*** Data entries
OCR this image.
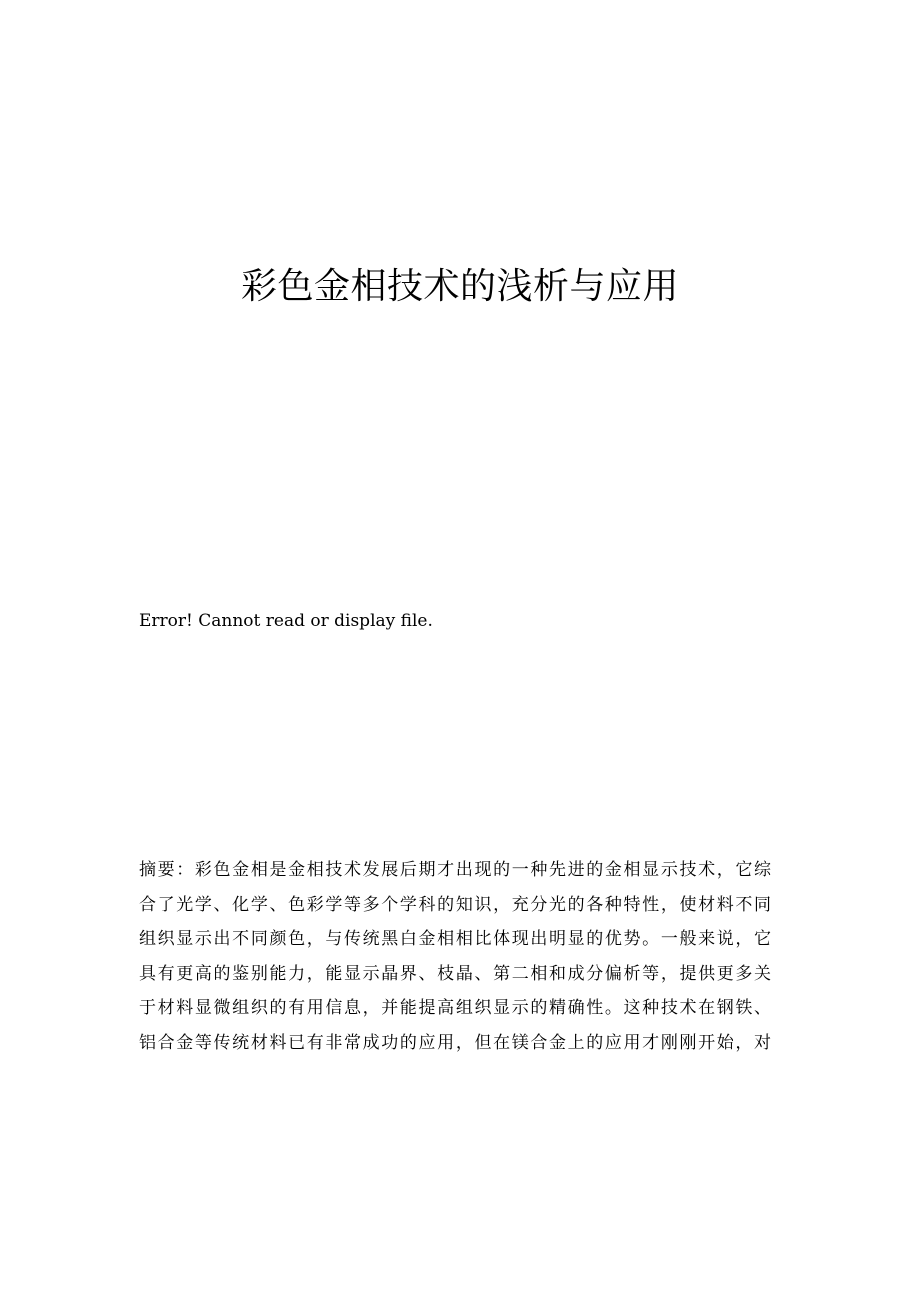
彩色金相技术的浅析与应用
Error! Cannot read or display file.
摘要：彩色金相是金相技术发展后期才出现的一种先进的金相显示技术，它综
合了光学、化学、色彩学等多个学科的知识，充分光的各种特性，使材料不同
组织显示出不同颜色，与传统黑白金相相比体现出明显的优势。一般来说，它
具有更高的鉴别能力，能显示晶界、枝晶、第二相和成分偏析等，提供更多关
于材料显微组织的有用信息，并能提高组织显示的精确性。这种技术在钢铁、
铝合金等传统材料已有非常成功的应用，但在镁合金上的应用才刚刚开始，对
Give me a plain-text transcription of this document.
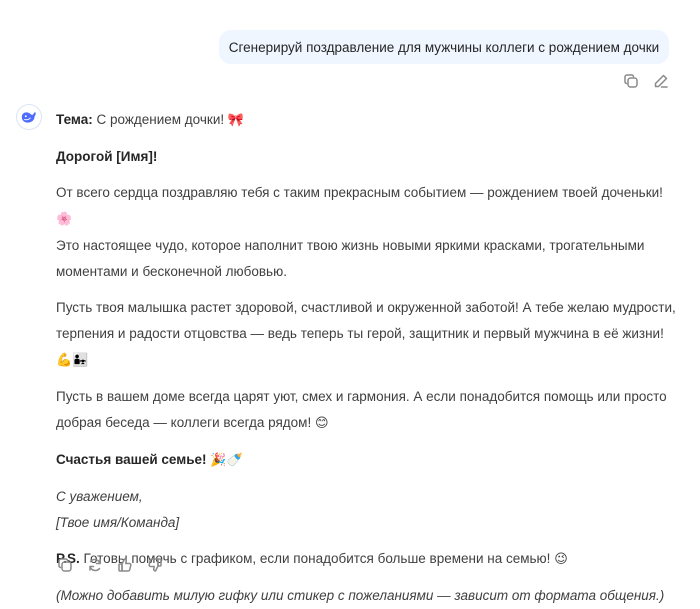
Сгенерируй поздравление для мужчины коллеги с рождением дочки

Тема: С рождением дочки! 🎀

Дорогой [Имя]!

От всего сердца поздравляю тебя с таким прекрасным событием — рождением твоей доченьки! 🌸
Это настоящее чудо, которое наполнит твою жизнь новыми яркими красками, трогательными моментами и бесконечной любовью.

Пусть твоя малышка растет здоровой, счастливой и окруженной заботой! А тебе желаю мудрости, терпения и радости отцовства — ведь теперь ты герой, защитник и первый мужчина в её жизни! 💪👨‍👧

Пусть в вашем доме всегда царят уют, смех и гармония. А если понадобится помощь или просто добрая беседа — коллеги всегда рядом! 😊

Счастья вашей семье! 🎉🍼

С уважением,

[Твое имя/Команда]

P.S. Готовы помочь с графиком, если понадобится больше времени на семью! 😉

(Можно добавить милую гифку или стикер с пожеланиями — зависит от формата общения.)
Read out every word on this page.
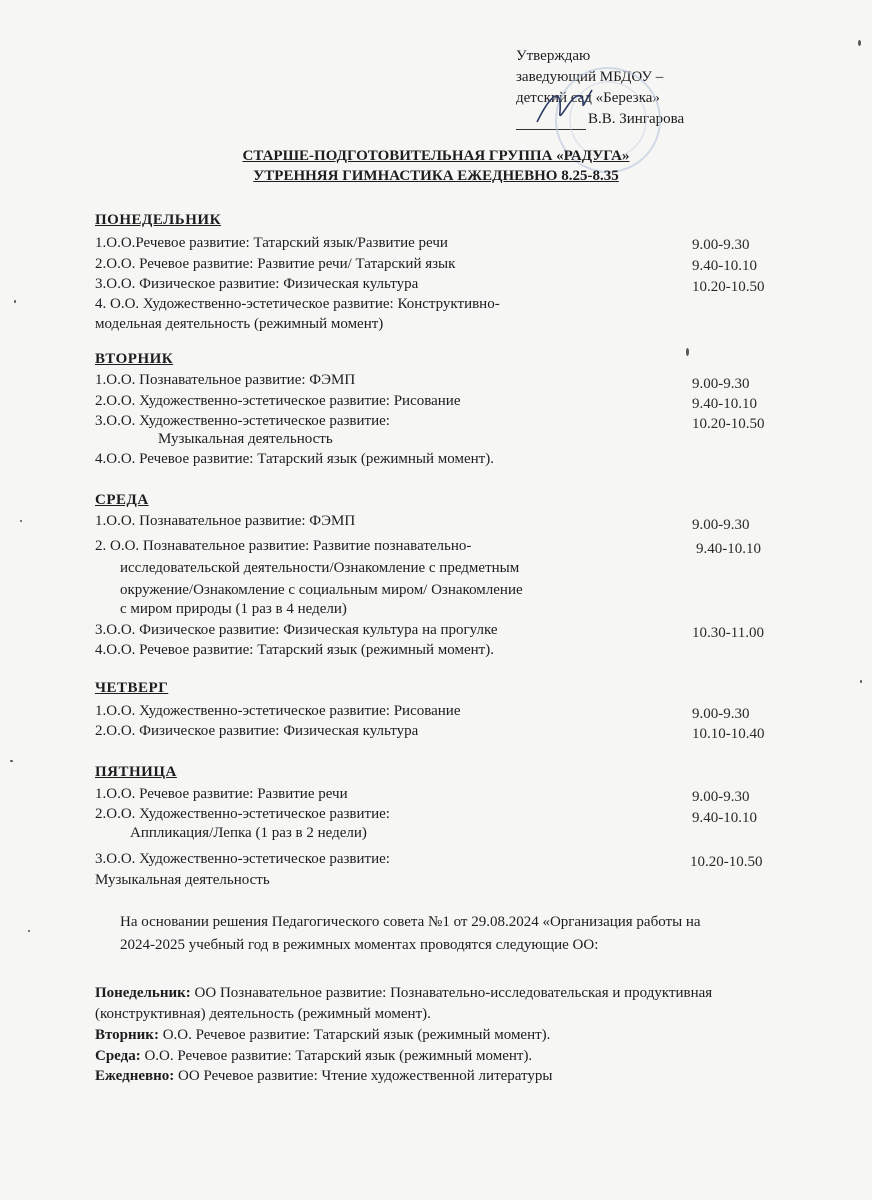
Утверждаю
заведующий МБДОУ –
детский сад «Березка»
В.В. Зингарова
СТАРШЕ-ПОДГОТОВИТЕЛЬНАЯ ГРУППА «РАДУГА»
УТРЕННЯЯ ГИМНАСТИКА ЕЖЕДНЕВНО 8.25-8.35
ПОНЕДЕЛЬНИК
1.О.О.Речевое развитие: Татарский язык/Развитие речи	9.00-9.30
2.О.О. Речевое развитие: Развитие речи/ Татарский язык	9.40-10.10
3.О.О. Физическое развитие: Физическая культура	10.20-10.50
4. О.О. Художественно-эстетическое развитие: Конструктивно-
модельная деятельность (режимный момент)
ВТОРНИК
1.О.О. Познавательное развитие: ФЭМП	9.00-9.30
2.О.О. Художественно-эстетическое развитие: Рисование	9.40-10.10
3.О.О. Художественно-эстетическое развитие:	10.20-10.50
Музыкальная деятельность
4.О.О. Речевое развитие: Татарский язык (режимный момент).
СРЕДА
1.О.О. Познавательное развитие: ФЭМП	9.00-9.30
2. О.О. Познавательное развитие: Развитие познавательно-	9.40-10.10
исследовательской деятельности/Ознакомление с предметным
окружение/Ознакомление с социальным миром/ Ознакомление
с миром природы (1 раз в 4 недели)
3.О.О. Физическое развитие: Физическая культура на прогулке	10.30-11.00
4.О.О. Речевое развитие: Татарский язык (режимный момент).
ЧЕТВЕРГ
1.О.О. Художественно-эстетическое развитие: Рисование	9.00-9.30
2.О.О. Физическое развитие: Физическая культура	10.10-10.40
ПЯТНИЦА
1.О.О. Речевое развитие: Развитие речи	9.00-9.30
2.О.О. Художественно-эстетическое развитие:	9.40-10.10
Аппликация/Лепка (1 раз в 2 недели)
3.О.О. Художественно-эстетическое развитие:	10.20-10.50
Музыкальная деятельность
На основании решения Педагогического совета №1 от 29.08.2024 «Организация работы на
2024-2025 учебный год в режимных моментах проводятся следующие ОО:
Понедельник: ОО Познавательное развитие: Познавательно-исследовательская и продуктивная
(конструктивная) деятельность (режимный момент).
Вторник: О.О. Речевое развитие: Татарский язык (режимный момент).
Среда: О.О. Речевое развитие: Татарский язык (режимный момент).
Ежедневно: ОО Речевое развитие: Чтение художественной литературы
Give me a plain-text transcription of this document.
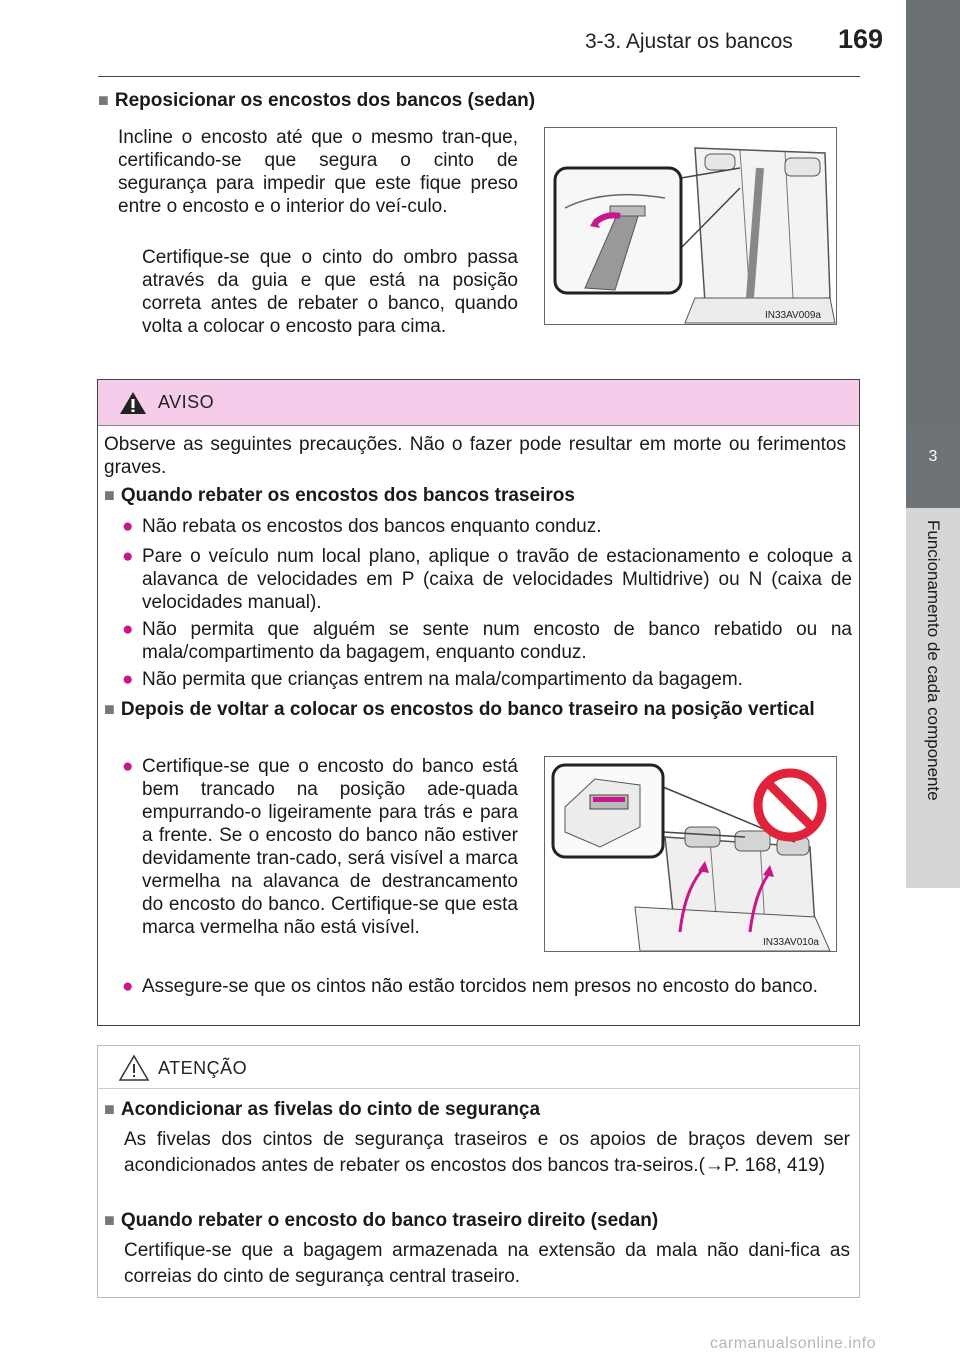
3-3. Ajustar os bancos 169
3
Funcionamento de cada componente
■ Reposicionar os encostos dos bancos (sedan)
Incline o encosto até que o mesmo tran-que, certificando-se que segura o cinto de segurança para impedir que este fique preso entre o encosto e o interior do veí-culo.
Certifique-se que o cinto do ombro passa através da guia e que está na posição correta antes de rebater o banco, quando volta a colocar o encosto para cima.
IN33AV009a
AVISO
Observe as seguintes precauções. Não o fazer pode resultar em morte ou ferimentos graves.
■ Quando rebater os encostos dos bancos traseiros
● Não rebata os encostos dos bancos enquanto conduz.
● Pare o veículo num local plano, aplique o travão de estacionamento e coloque a alavanca de velocidades em P (caixa de velocidades Multidrive) ou N (caixa de velocidades manual).
● Não permita que alguém se sente num encosto de banco rebatido ou na mala/compartimento da bagagem, enquanto conduz.
● Não permita que crianças entrem na mala/compartimento da bagagem.
■ Depois de voltar a colocar os encostos do banco traseiro na posição vertical
● Certifique-se que o encosto do banco está bem trancado na posição ade-quada empurrando-o ligeiramente para trás e para a frente. Se o encosto do banco não estiver devidamente tran-cado, será visível a marca vermelha na alavanca de destrancamento do encosto do banco. Certifique-se que esta marca vermelha não está visível.
● Assegure-se que os cintos não estão torcidos nem presos no encosto do banco.
IN33AV010a
ATENÇÃO
■ Acondicionar as fivelas do cinto de segurança
As fivelas dos cintos de segurança traseiros e os apoios de braços devem ser acondicionados antes de rebater os encostos dos bancos tra-seiros.(→P. 168, 419)
■ Quando rebater o encosto do banco traseiro direito (sedan)
Certifique-se que a bagagem armazenada na extensão da mala não dani-fica as correias do cinto de segurança central traseiro.
carmanualsonline.info
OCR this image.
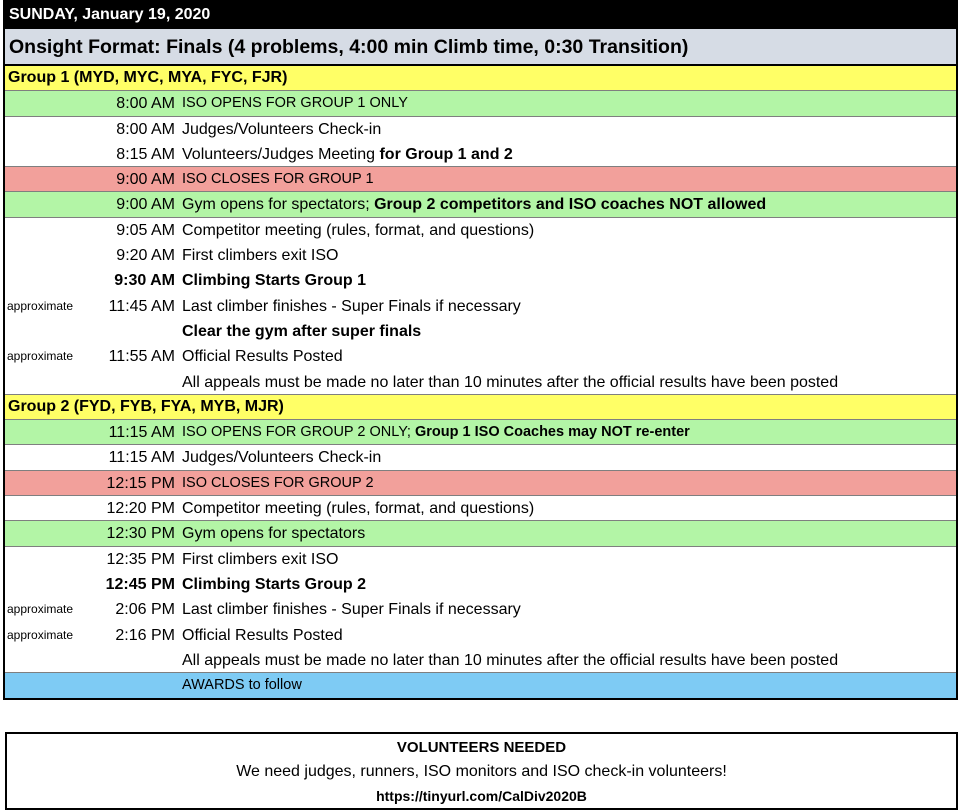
SUNDAY, January 19, 2020
Onsight Format: Finals (4 problems, 4:00 min Climb time, 0:30 Transition)
Group 1 (MYD, MYC, MYA, FYC, FJR)
8:00 AM ISO OPENS FOR GROUP 1 ONLY
8:00 AM Judges/Volunteers Check-in
8:15 AM Volunteers/Judges Meeting for Group 1 and 2
9:00 AM ISO CLOSES FOR GROUP 1
9:00 AM Gym opens for spectators; Group 2 competitors and ISO coaches NOT allowed
9:05 AM Competitor meeting (rules, format, and questions)
9:20 AM First climbers exit ISO
9:30 AM Climbing Starts Group 1
approximate 11:45 AM Last climber finishes - Super Finals if necessary
Clear the gym after super finals
approximate 11:55 AM Official Results Posted
All appeals must be made no later than 10 minutes after the official results have been posted
Group 2 (FYD, FYB, FYA, MYB, MJR)
11:15 AM ISO OPENS FOR GROUP 2 ONLY; Group 1 ISO Coaches may NOT re-enter
11:15 AM Judges/Volunteers Check-in
12:15 PM ISO CLOSES FOR GROUP 2
12:20 PM Competitor meeting (rules, format, and questions)
12:30 PM Gym opens for spectators
12:35 PM First climbers exit ISO
12:45 PM Climbing Starts Group 2
approximate	2:06 PM Last climber finishes - Super Finals if necessary
approximate	2:16 PM Official Results Posted
All appeals must be made no later than 10 minutes after the official results have been posted
AWARDS to follow
VOLUNTEERS NEEDED
We need judges, runners, ISO monitors and ISO check-in volunteers!
https://tinyurl.com/CalDiv2020B
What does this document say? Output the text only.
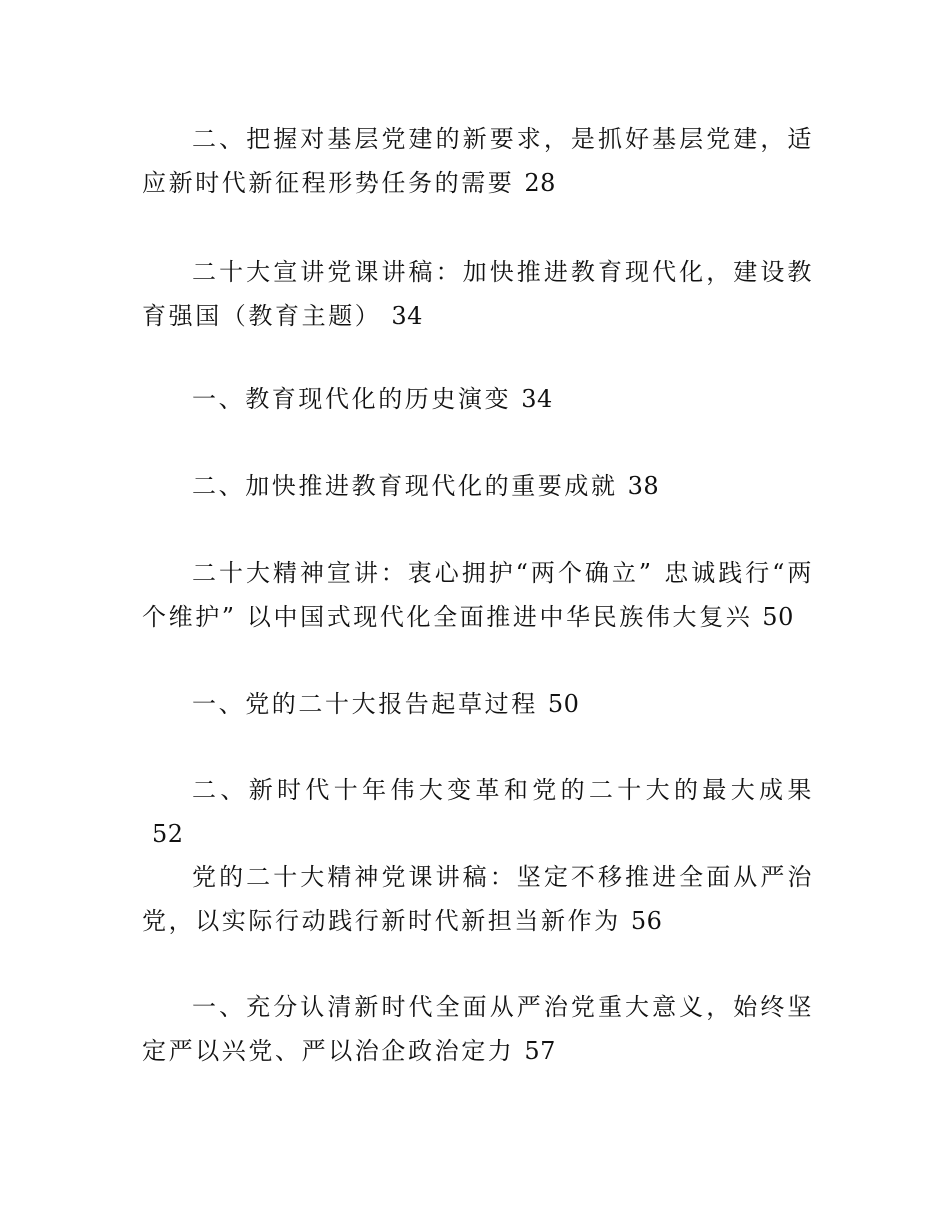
二、把握对基层党建的新要求，是抓好基层党建，适应新时代新征程形势任务的需要 28

二十大宣讲党课讲稿：加快推进教育现代化，建设教育强国（教育主题） 34

一、教育现代化的历史演变 34

二、加快推进教育现代化的重要成就 38

二十大精神宣讲：衷心拥护“两个确立” 忠诚践行“两个维护” 以中国式现代化全面推进中华民族伟大复兴 50

一、党的二十大报告起草过程 50

二、新时代十年伟大变革和党的二十大的最大成果52

党的二十大精神党课讲稿：坚定不移推进全面从严治党，以实际行动践行新时代新担当新作为 56

一、充分认清新时代全面从严治党重大意义，始终坚定严以兴党、严以治企政治定力 57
******
What the exercise asks: With pictures omitted, copy exactly the lines from the one containing "What does this" through the final line of the listing, both included.

Result of this task:
What does this document say? Output the text only.
二、把握对基层党建的新要求，是抓好基层党建，适应新时代新征程形势任务的需要 28

二十大宣讲党课讲稿：加快推进教育现代化，建设教育强国（教育主题） 34

一、教育现代化的历史演变 34

二、加快推进教育现代化的重要成就 38

二十大精神宣讲：衷心拥护“两个确立” 忠诚践行“两个维护” 以中国式现代化全面推进中华民族伟大复兴 50

一、党的二十大报告起草过程 50

二、新时代十年伟大变革和党的二十大的最大成果52

党的二十大精神党课讲稿：坚定不移推进全面从严治党，以实际行动践行新时代新担当新作为 56

一、充分认清新时代全面从严治党重大意义，始终坚定严以兴党、严以治企政治定力 57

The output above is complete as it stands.